#### Task details:
Wherever the word "upper" appears in the entries, copy the whole line.

#### Data for processing:
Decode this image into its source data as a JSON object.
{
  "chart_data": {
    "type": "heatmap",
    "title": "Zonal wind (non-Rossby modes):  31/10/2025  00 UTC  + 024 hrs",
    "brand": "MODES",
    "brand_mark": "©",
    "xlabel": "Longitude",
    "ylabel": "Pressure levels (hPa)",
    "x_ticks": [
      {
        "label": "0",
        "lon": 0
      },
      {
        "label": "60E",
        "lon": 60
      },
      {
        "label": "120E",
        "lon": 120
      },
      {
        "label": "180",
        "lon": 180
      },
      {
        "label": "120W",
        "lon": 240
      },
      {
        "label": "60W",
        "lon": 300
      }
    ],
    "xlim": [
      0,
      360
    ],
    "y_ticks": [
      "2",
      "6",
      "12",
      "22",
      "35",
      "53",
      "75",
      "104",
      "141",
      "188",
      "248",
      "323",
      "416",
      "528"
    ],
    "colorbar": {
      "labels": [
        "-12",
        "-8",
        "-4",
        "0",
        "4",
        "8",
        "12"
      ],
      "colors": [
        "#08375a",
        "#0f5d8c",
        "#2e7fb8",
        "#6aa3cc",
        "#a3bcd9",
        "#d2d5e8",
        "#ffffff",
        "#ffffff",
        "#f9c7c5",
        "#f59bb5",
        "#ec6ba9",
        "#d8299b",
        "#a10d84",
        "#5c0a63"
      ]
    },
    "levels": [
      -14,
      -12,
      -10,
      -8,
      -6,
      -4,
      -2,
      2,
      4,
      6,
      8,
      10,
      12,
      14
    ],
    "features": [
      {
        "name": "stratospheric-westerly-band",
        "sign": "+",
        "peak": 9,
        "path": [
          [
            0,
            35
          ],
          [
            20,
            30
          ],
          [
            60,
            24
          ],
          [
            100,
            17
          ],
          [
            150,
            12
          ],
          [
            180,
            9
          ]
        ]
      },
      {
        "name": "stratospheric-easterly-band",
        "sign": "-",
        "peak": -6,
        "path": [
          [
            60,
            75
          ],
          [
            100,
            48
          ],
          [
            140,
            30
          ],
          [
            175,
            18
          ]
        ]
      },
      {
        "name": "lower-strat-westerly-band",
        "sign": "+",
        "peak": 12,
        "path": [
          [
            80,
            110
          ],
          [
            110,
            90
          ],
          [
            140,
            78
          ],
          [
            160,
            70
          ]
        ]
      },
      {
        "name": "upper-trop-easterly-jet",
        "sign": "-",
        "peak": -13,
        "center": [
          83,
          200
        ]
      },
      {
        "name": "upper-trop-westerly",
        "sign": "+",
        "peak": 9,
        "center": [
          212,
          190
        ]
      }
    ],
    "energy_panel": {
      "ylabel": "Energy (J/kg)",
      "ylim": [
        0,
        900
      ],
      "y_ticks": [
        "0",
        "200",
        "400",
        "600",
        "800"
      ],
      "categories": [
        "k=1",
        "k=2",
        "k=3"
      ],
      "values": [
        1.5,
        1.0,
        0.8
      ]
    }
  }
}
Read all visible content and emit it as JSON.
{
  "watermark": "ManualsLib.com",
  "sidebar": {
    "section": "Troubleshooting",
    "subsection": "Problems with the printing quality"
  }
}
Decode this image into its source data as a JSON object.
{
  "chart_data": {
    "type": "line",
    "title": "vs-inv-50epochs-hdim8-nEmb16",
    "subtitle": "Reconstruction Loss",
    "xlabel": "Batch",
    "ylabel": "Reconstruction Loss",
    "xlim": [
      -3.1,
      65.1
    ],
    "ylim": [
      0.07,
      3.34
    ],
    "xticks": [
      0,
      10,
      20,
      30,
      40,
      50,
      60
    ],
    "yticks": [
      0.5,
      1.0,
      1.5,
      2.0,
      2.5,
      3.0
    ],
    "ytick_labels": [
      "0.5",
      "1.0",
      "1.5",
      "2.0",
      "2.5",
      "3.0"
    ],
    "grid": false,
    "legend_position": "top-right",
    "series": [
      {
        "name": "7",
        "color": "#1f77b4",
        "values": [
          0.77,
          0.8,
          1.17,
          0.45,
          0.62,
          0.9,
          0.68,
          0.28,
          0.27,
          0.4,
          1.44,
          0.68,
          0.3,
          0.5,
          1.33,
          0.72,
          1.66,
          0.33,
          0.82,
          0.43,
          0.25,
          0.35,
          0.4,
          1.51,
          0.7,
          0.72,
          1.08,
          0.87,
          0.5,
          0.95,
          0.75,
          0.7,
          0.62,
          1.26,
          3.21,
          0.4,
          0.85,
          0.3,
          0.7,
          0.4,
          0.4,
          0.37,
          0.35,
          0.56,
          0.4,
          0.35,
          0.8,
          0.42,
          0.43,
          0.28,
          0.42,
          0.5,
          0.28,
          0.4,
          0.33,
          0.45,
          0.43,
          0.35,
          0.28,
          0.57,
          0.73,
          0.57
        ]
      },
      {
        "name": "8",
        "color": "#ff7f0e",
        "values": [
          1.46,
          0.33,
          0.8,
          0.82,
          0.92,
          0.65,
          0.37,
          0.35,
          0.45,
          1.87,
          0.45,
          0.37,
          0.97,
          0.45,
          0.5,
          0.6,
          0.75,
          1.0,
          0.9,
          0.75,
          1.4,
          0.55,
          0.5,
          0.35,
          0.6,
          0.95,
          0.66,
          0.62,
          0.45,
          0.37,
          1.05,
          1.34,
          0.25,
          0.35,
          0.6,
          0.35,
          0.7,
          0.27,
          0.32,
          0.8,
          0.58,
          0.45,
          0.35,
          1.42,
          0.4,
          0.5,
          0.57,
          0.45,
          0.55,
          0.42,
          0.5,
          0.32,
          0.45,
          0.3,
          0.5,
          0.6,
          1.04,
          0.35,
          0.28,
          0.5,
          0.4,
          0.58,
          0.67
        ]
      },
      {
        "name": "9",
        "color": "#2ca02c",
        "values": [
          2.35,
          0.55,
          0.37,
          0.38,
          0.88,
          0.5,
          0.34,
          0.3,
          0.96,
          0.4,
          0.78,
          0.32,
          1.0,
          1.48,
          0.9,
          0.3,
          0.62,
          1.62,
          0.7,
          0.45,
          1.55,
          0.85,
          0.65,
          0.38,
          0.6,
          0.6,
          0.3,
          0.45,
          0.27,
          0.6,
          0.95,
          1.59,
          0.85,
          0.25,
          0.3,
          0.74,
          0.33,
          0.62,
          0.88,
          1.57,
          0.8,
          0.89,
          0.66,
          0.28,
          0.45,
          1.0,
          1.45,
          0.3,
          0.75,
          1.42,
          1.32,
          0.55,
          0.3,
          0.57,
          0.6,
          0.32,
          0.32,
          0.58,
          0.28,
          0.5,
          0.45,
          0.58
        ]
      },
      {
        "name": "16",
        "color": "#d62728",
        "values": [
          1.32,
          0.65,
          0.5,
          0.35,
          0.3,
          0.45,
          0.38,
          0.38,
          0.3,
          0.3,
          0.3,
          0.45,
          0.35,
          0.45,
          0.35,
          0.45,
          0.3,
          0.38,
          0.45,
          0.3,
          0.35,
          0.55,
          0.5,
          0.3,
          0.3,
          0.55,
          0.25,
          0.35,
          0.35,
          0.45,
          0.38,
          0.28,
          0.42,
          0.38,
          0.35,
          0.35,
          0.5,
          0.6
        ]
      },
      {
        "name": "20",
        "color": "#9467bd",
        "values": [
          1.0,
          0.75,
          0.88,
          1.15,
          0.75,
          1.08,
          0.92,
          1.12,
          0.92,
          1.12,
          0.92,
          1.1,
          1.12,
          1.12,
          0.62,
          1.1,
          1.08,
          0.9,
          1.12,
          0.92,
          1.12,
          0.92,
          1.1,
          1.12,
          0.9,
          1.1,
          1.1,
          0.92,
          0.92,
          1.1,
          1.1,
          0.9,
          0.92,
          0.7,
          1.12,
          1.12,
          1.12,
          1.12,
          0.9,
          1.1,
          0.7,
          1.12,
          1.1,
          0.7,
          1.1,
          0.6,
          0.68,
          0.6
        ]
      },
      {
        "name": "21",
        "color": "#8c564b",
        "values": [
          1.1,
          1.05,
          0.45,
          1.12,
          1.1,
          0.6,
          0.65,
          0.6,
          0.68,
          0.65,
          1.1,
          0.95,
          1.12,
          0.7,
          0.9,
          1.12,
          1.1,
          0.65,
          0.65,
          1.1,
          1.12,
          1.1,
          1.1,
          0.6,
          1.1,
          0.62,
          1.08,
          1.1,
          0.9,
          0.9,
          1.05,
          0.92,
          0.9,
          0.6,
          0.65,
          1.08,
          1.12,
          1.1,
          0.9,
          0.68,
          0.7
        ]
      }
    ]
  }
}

#### Complete answer:
        "name": "upper-trop-easterly-jet",
        "name": "upper-trop-westerly",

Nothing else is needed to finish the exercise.